◆ Stated problem ◆
Using the data below, copy each line that includes the word "Address".

— Begin Data listing —

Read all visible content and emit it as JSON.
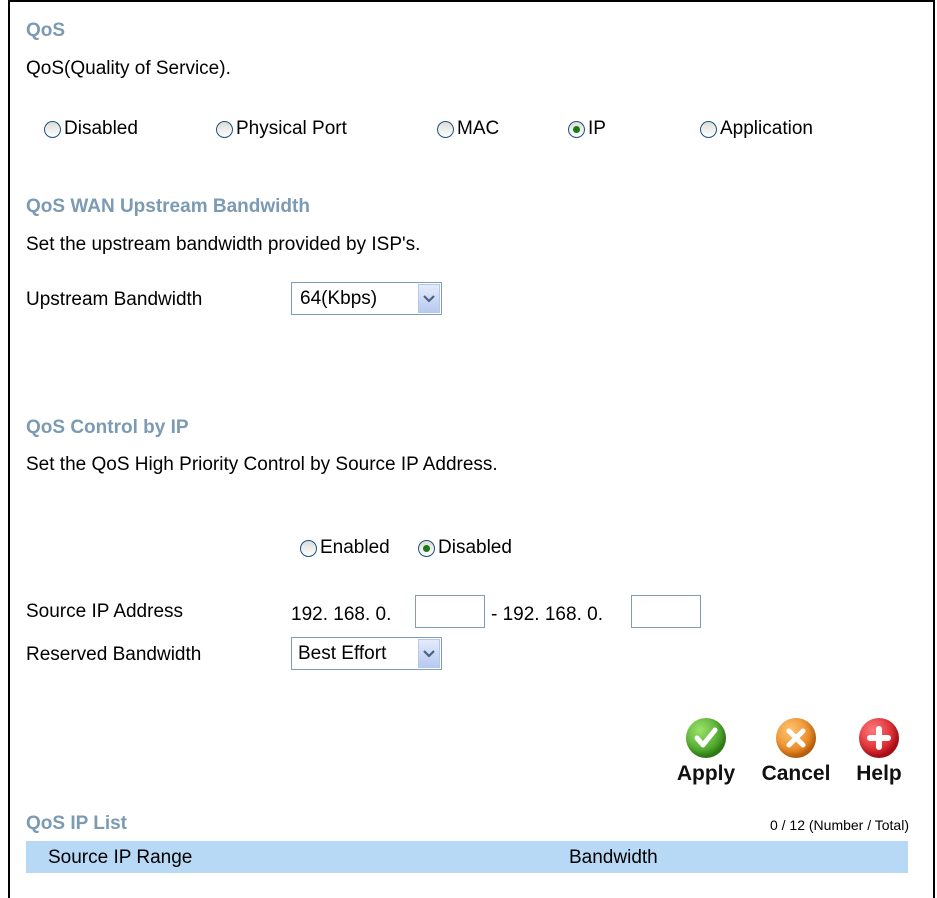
{
  "qos": {
    "title": "QoS",
    "description": "QoS(Quality of Service).",
    "modes": [
      {
        "label": "Disabled",
        "checked": false
      },
      {
        "label": "Physical Port",
        "checked": false
      },
      {
        "label": "MAC",
        "checked": false
      },
      {
        "label": "IP",
        "checked": true
      },
      {
        "label": "Application",
        "checked": false
      }
    ]
  },
  "upstream": {
    "title": "QoS WAN Upstream Bandwidth",
    "description": "Set the upstream bandwidth provided by ISP's.",
    "field_label": "Upstream Bandwidth",
    "selected": "64(Kbps)"
  },
  "control": {
    "title": "QoS Control by IP",
    "description": "Set the QoS High Priority Control by Source IP Address.",
    "enabled_label": "Enabled",
    "enabled_checked": false,
    "disabled_label": "Disabled",
    "disabled_checked": true,
    "source_ip_label": "Source IP Address",
    "ip_prefix_start": "192. 168. 0.",
    "ip_start_value": "",
    "ip_separator": "- 192. 168. 0.",
    "ip_end_value": "",
    "reserved_label": "Reserved Bandwidth",
    "reserved_selected": "Best Effort"
  },
  "buttons": {
    "apply": "Apply",
    "cancel": "Cancel",
    "help": "Help"
  },
  "list": {
    "title": "QoS IP List",
    "count": "0 / 12 (Number / Total)",
    "columns": [
      "Source IP Range",
      "Bandwidth"
    ]
  },
  "colors": {
    "heading": "#7b9ab3",
    "list_header_bg": "#b8d9f6",
    "apply_icon": "#3c9a1e",
    "cancel_icon": "#e87a12",
    "help_icon": "#d0141c"
  }
}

— End Data listing —

◆ Correct output ◆
    "description": "Set the QoS High Priority Control by Source IP Address.",
    "source_ip_label": "Source IP Address",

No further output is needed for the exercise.